Task brief >> Locate all lines with the word "окружении". Copy them.

Input rows >>
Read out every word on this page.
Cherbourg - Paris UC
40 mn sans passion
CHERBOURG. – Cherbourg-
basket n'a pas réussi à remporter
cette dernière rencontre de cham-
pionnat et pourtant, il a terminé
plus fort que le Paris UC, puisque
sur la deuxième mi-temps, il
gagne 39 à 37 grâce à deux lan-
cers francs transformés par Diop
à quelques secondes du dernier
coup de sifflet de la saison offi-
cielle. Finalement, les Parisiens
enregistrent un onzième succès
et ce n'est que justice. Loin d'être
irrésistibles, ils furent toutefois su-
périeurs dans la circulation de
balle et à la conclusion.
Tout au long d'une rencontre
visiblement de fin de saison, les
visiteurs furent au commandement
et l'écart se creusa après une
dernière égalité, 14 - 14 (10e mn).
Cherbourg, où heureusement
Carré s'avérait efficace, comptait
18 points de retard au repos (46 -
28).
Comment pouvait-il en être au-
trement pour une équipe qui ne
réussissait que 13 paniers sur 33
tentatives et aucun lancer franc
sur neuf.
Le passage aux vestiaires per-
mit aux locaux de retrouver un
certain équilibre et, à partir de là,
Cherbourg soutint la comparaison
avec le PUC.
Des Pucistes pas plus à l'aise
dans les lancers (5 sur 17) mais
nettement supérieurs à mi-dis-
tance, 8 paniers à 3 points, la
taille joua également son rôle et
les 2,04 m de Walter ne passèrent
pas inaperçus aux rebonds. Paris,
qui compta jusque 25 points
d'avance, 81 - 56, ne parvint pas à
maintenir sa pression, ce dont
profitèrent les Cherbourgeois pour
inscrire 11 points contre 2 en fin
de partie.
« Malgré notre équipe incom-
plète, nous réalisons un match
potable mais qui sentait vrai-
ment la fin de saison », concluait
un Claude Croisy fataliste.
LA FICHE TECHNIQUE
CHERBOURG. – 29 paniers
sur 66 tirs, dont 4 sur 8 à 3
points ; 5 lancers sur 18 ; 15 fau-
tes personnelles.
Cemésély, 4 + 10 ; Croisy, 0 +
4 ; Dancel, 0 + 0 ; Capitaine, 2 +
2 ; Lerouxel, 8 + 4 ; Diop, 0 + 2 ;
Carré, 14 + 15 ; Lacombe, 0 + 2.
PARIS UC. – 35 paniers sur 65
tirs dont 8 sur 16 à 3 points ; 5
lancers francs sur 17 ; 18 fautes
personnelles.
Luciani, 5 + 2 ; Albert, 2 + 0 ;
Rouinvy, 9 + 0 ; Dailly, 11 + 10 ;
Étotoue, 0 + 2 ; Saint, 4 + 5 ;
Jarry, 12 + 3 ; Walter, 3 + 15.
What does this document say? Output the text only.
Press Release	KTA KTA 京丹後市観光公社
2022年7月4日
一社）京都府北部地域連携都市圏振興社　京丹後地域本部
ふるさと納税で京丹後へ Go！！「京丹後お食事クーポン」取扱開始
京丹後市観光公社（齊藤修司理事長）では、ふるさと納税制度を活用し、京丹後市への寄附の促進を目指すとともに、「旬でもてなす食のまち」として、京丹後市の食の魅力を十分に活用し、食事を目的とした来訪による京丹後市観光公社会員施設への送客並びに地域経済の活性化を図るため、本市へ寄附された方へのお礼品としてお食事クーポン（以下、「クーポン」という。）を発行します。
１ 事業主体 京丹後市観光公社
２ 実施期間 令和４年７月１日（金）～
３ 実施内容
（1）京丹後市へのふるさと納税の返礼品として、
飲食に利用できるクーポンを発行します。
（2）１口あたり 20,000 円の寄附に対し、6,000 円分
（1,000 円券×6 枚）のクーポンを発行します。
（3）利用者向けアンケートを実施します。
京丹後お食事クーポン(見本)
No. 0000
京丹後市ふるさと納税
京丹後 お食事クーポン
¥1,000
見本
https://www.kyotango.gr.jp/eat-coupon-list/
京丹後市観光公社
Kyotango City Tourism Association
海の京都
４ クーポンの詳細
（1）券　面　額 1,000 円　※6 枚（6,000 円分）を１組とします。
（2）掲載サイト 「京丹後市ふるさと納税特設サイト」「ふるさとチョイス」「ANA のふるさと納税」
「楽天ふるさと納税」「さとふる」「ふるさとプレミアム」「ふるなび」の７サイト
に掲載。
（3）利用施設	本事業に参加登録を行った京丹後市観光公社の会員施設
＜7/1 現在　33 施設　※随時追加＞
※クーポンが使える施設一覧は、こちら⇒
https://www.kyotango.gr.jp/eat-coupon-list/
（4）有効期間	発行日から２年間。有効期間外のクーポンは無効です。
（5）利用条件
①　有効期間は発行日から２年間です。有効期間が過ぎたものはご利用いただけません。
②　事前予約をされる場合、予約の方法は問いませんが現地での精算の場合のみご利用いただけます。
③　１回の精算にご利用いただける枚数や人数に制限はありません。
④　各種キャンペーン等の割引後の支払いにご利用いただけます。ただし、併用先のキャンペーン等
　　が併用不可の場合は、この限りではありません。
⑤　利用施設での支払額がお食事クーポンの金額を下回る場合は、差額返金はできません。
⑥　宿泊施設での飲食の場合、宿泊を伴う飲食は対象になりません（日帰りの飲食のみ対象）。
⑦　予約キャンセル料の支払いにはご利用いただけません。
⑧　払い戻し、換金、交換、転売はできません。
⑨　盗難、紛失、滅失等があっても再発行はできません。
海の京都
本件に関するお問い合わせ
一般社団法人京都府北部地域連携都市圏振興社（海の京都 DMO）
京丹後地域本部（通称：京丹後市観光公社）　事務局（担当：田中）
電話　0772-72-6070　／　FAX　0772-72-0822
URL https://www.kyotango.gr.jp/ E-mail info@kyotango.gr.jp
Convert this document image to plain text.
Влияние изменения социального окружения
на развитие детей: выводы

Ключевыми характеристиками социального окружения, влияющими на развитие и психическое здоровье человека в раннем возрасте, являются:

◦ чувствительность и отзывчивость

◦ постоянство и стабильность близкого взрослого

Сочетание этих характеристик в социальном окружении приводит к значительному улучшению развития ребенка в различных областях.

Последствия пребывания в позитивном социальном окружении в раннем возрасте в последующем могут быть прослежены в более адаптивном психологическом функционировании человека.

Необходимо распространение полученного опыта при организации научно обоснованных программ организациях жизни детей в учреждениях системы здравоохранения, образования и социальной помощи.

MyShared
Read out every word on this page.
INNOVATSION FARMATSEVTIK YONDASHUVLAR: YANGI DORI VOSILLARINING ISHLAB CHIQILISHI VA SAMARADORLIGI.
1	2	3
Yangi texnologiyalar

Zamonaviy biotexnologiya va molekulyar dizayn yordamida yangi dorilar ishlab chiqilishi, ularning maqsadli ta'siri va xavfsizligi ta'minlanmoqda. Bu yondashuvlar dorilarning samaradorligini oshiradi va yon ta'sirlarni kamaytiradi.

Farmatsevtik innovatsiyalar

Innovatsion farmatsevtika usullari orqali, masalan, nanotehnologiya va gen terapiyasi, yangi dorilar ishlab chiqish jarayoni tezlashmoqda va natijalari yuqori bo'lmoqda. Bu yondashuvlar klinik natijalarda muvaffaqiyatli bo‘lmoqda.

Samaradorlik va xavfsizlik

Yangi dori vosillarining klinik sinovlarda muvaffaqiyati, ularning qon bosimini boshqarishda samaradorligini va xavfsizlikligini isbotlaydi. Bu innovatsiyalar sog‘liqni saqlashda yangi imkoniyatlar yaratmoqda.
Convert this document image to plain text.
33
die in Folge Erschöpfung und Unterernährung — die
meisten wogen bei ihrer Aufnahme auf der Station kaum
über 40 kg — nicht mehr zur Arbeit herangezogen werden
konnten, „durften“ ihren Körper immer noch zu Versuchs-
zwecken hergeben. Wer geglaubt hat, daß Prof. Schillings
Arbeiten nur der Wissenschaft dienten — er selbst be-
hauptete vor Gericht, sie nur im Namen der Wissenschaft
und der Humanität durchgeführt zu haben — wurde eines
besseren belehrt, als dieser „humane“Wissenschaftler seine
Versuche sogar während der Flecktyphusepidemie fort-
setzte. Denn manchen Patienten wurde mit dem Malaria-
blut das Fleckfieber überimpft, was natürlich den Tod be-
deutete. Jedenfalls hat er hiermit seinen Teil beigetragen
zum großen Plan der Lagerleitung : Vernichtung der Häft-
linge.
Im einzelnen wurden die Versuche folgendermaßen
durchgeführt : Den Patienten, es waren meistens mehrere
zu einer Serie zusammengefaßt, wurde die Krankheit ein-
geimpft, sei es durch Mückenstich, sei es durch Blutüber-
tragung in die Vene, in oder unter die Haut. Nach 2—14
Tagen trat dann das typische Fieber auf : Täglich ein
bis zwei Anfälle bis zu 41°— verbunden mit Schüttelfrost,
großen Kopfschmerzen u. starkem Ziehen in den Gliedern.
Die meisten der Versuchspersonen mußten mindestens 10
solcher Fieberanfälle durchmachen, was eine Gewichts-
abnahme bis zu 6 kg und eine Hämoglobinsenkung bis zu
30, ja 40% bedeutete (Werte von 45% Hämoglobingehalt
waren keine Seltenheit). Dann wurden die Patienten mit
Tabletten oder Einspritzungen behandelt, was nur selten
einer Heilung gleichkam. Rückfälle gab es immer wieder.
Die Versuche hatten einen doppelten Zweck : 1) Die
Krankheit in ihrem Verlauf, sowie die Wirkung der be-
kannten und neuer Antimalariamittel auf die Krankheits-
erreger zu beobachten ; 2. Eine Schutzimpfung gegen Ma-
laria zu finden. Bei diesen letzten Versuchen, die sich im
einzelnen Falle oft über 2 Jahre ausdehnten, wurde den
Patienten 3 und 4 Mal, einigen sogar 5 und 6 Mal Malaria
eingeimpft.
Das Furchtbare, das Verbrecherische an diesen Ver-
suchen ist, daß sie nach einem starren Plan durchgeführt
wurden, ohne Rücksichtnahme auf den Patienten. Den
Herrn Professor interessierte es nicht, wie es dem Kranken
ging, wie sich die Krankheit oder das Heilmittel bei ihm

Solution for this task >>
Сочетание этих характеристик в социальном окружении приводит к значительному улучшению развития ребенка в различных областях.
Последствия пребывания в позитивном социальном окружении в раннем возрасте в последующем могут быть прослежены в более адаптивном психологическом функционировании человека.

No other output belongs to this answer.